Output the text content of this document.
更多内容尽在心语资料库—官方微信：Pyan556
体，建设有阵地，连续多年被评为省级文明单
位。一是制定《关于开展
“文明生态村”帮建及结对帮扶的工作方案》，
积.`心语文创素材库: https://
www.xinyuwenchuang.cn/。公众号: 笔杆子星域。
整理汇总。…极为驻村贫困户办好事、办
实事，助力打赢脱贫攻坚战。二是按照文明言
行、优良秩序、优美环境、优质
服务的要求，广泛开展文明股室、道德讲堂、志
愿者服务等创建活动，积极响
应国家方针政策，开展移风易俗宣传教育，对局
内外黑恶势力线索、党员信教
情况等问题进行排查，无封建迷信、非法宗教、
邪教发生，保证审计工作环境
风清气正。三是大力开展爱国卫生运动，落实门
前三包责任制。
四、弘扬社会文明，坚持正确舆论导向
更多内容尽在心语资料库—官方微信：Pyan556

■ ■ ■ ■ ■ ■ ■

* Set problem
Copy each record from above without leaving any out.

* Result
Output the text content of this document.
更多内容尽在心语资料库—官方微信：Pyan556
体，建设有阵地，连续多年被评为省级文明单
位。一是制定《关于开展
“文明生态村”帮建及结对帮扶的工作方案》，
积.`心语文创素材库: https://
www.xinyuwenchuang.cn/。公众号: 笔杆子星域。
整理汇总。…极为驻村贫困户办好事、办
实事，助力打赢脱贫攻坚战。二是按照文明言
行、优良秩序、优美环境、优质
服务的要求，广泛开展文明股室、道德讲堂、志
愿者服务等创建活动，积极响
应国家方针政策，开展移风易俗宣传教育，对局
内外黑恶势力线索、党员信教
情况等问题进行排查，无封建迷信、非法宗教、
邪教发生，保证审计工作环境
风清气正。三是大力开展爱国卫生运动，落实门
前三包责任制。
四、弘扬社会文明，坚持正确舆论导向
更多内容尽在心语资料库—官方微信：Pyan556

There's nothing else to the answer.